▶ Problem requirements: Quote all of the lines below verbatim, but leave the pictures out.

Bounding box annotations
————
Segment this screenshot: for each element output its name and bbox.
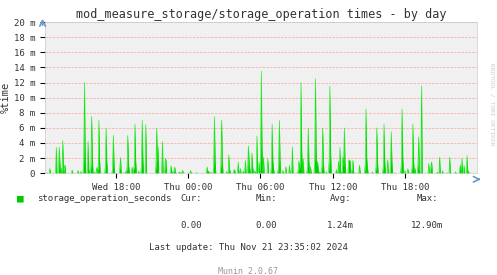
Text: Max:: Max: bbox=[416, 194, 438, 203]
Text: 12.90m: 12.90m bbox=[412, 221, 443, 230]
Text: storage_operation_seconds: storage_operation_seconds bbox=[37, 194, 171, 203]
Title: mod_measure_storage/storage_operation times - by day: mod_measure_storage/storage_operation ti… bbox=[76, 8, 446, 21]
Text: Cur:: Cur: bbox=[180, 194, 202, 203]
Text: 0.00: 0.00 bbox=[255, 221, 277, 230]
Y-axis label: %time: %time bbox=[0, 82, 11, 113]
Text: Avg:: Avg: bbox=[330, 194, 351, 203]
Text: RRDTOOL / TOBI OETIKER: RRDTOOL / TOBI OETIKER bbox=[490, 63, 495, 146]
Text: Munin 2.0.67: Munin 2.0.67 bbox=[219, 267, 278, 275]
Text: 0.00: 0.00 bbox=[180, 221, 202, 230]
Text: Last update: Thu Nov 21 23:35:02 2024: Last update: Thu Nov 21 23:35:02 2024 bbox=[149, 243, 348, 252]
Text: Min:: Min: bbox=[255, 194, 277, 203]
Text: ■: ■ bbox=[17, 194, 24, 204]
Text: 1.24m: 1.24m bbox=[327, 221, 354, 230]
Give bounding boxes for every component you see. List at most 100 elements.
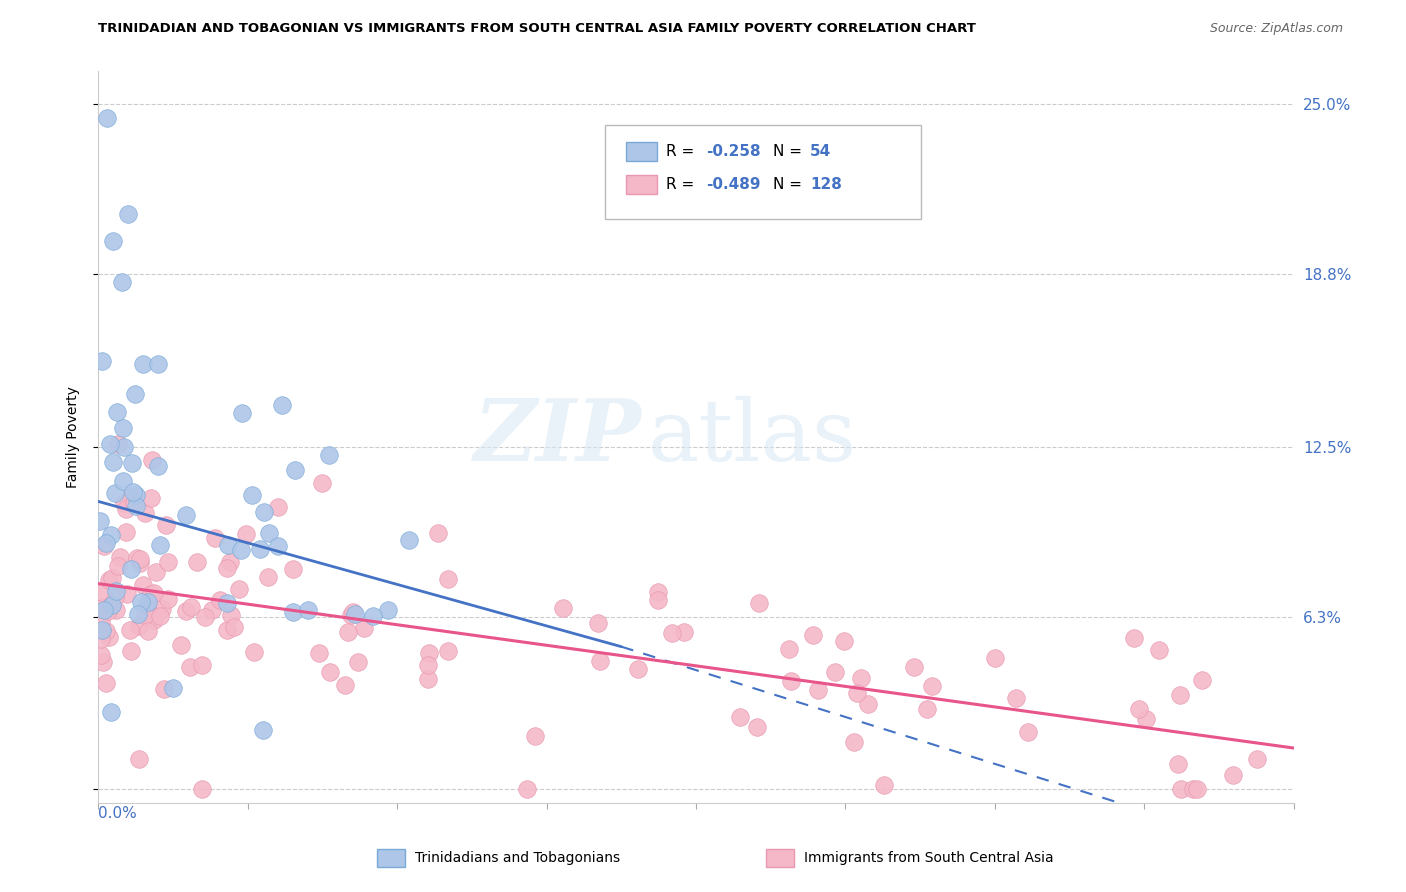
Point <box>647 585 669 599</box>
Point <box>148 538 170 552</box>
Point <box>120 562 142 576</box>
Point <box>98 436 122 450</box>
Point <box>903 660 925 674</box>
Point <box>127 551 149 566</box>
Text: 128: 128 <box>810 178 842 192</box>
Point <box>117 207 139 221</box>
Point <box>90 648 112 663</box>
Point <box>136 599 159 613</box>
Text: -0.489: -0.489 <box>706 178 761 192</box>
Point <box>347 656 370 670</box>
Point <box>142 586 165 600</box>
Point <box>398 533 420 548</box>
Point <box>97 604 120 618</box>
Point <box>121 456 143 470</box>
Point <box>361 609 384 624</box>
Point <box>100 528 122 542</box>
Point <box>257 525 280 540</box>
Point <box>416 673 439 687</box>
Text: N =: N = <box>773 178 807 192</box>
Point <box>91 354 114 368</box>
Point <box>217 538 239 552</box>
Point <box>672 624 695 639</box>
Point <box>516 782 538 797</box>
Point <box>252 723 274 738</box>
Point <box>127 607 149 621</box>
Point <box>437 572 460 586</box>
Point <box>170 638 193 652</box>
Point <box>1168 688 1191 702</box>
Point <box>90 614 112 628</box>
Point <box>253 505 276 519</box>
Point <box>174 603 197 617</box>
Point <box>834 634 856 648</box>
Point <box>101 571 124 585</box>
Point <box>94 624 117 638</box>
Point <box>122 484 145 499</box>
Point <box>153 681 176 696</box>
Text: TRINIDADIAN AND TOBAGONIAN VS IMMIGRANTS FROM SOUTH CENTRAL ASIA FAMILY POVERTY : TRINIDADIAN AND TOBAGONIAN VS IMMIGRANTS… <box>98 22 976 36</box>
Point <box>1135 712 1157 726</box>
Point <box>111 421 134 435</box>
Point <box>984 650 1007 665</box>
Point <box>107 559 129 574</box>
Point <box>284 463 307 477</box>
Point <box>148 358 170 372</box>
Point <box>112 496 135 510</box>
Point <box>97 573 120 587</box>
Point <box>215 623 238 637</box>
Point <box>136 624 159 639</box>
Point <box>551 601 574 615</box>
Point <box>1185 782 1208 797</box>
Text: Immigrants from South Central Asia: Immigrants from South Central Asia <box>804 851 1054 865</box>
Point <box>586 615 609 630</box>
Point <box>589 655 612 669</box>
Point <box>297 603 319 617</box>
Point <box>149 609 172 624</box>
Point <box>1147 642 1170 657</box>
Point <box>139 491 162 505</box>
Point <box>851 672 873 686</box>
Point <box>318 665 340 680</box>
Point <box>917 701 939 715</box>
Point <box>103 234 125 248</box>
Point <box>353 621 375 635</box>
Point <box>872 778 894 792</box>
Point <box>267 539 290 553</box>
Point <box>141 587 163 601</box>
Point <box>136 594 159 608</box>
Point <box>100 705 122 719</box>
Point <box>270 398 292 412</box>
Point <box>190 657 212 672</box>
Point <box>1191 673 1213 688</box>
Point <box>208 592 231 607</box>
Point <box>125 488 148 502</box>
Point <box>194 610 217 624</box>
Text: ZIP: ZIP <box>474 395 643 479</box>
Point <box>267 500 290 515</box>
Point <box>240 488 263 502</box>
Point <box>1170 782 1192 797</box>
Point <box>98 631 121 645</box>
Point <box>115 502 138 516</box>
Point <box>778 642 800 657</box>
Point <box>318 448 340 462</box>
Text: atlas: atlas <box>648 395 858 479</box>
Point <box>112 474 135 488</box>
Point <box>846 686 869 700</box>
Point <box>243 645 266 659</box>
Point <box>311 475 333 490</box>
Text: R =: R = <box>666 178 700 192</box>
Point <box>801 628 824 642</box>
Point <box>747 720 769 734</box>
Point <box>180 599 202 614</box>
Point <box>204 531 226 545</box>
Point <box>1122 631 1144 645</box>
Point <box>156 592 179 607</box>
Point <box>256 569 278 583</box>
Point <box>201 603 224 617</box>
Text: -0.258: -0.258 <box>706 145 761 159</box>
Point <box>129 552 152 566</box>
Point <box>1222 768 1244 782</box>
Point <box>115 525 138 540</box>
————
▶ Exercise response:
Segment this screenshot: for each element output its name and bbox.
Text: Max:: Max: bbox=[416, 194, 438, 203]
Text: 12.90m: 12.90m bbox=[412, 221, 443, 230]
Text: storage_operation_seconds: storage_operation_seconds bbox=[37, 194, 171, 203]
Title: mod_measure_storage/storage_operation times - by day: mod_measure_storage/storage_operation ti… bbox=[76, 8, 446, 21]
Text: Cur:: Cur: bbox=[180, 194, 202, 203]
Text: 0.00: 0.00 bbox=[255, 221, 277, 230]
Y-axis label: %time: %time bbox=[0, 82, 11, 113]
Text: Avg:: Avg: bbox=[330, 194, 351, 203]
Text: RRDTOOL / TOBI OETIKER: RRDTOOL / TOBI OETIKER bbox=[490, 63, 495, 146]
Text: Munin 2.0.67: Munin 2.0.67 bbox=[219, 267, 278, 275]
Text: 0.00: 0.00 bbox=[180, 221, 202, 230]
Text: Last update: Thu Nov 21 23:35:02 2024: Last update: Thu Nov 21 23:35:02 2024 bbox=[149, 243, 348, 252]
Text: Min:: Min: bbox=[255, 194, 277, 203]
Text: ■: ■ bbox=[17, 194, 24, 204]
Text: 1.24m: 1.24m bbox=[327, 221, 354, 230]
Give bounding boxes for every component you see. List at most 100 elements.
Point <box>647 585 669 599</box>
Point <box>148 538 170 552</box>
Point <box>120 562 142 576</box>
Point <box>98 436 122 450</box>
Point <box>903 660 925 674</box>
Point <box>127 551 149 566</box>
Text: 128: 128 <box>810 178 842 192</box>
Point <box>117 207 139 221</box>
Point <box>90 648 112 663</box>
Point <box>136 599 159 613</box>
Text: -0.489: -0.489 <box>706 178 761 192</box>
Point <box>347 656 370 670</box>
Point <box>142 586 165 600</box>
Point <box>398 533 420 548</box>
Point <box>97 604 120 618</box>
Point <box>121 456 143 470</box>
Point <box>361 609 384 624</box>
Point <box>100 528 122 542</box>
Point <box>257 525 280 540</box>
Point <box>416 673 439 687</box>
Text: N =: N = <box>773 178 807 192</box>
Point <box>91 354 114 368</box>
Point <box>217 538 239 552</box>
Point <box>672 624 695 639</box>
Point <box>516 782 538 797</box>
Point <box>252 723 274 738</box>
Point <box>127 607 149 621</box>
Point <box>437 572 460 586</box>
Point <box>170 638 193 652</box>
Point <box>1168 688 1191 702</box>
Point <box>90 614 112 628</box>
Point <box>253 505 276 519</box>
Point <box>174 603 197 617</box>
Point <box>834 634 856 648</box>
Point <box>101 571 124 585</box>
Point <box>94 624 117 638</box>
Point <box>122 484 145 499</box>
Point <box>153 681 176 696</box>
Text: TRINIDADIAN AND TOBAGONIAN VS IMMIGRANTS FROM SOUTH CENTRAL ASIA FAMILY POVERTY : TRINIDADIAN AND TOBAGONIAN VS IMMIGRANTS… <box>98 22 976 36</box>
Point <box>1135 712 1157 726</box>
Point <box>111 421 134 435</box>
Point <box>984 650 1007 665</box>
Point <box>107 559 129 574</box>
Point <box>284 463 307 477</box>
Point <box>148 358 170 372</box>
Point <box>112 496 135 510</box>
Point <box>97 573 120 587</box>
Point <box>215 623 238 637</box>
Point <box>136 624 159 639</box>
Point <box>551 601 574 615</box>
Point <box>1185 782 1208 797</box>
Text: Immigrants from South Central Asia: Immigrants from South Central Asia <box>804 851 1054 865</box>
Point <box>586 615 609 630</box>
Point <box>589 655 612 669</box>
Point <box>297 603 319 617</box>
Point <box>149 609 172 624</box>
Point <box>1147 642 1170 657</box>
Point <box>139 491 162 505</box>
Point <box>851 672 873 686</box>
Point <box>318 665 340 680</box>
Point <box>917 701 939 715</box>
Point <box>103 234 125 248</box>
Point <box>353 621 375 635</box>
Point <box>872 778 894 792</box>
Point <box>267 539 290 553</box>
Point <box>141 587 163 601</box>
Point <box>136 594 159 608</box>
Point <box>100 705 122 719</box>
Point <box>270 398 292 412</box>
Point <box>190 657 212 672</box>
Point <box>1191 673 1213 688</box>
Point <box>208 592 231 607</box>
Point <box>125 488 148 502</box>
Point <box>194 610 217 624</box>
Text: ZIP: ZIP <box>474 395 643 479</box>
Point <box>267 500 290 515</box>
Point <box>240 488 263 502</box>
Point <box>1170 782 1192 797</box>
Point <box>98 631 121 645</box>
Point <box>115 502 138 516</box>
Point <box>778 642 800 657</box>
Point <box>318 448 340 462</box>
Text: atlas: atlas <box>648 395 858 479</box>
Point <box>112 474 135 488</box>
Point <box>846 686 869 700</box>
Point <box>243 645 266 659</box>
Point <box>311 475 333 490</box>
Text: R =: R = <box>666 178 700 192</box>
Point <box>801 628 824 642</box>
Point <box>747 720 769 734</box>
Point <box>180 599 202 614</box>
Point <box>204 531 226 545</box>
Point <box>1122 631 1144 645</box>
Point <box>156 592 179 607</box>
Point <box>256 569 278 583</box>
Point <box>201 603 224 617</box>
Text: -0.258: -0.258 <box>706 145 761 159</box>
Point <box>129 552 152 566</box>
Point <box>1222 768 1244 782</box>
Point <box>115 525 138 540</box>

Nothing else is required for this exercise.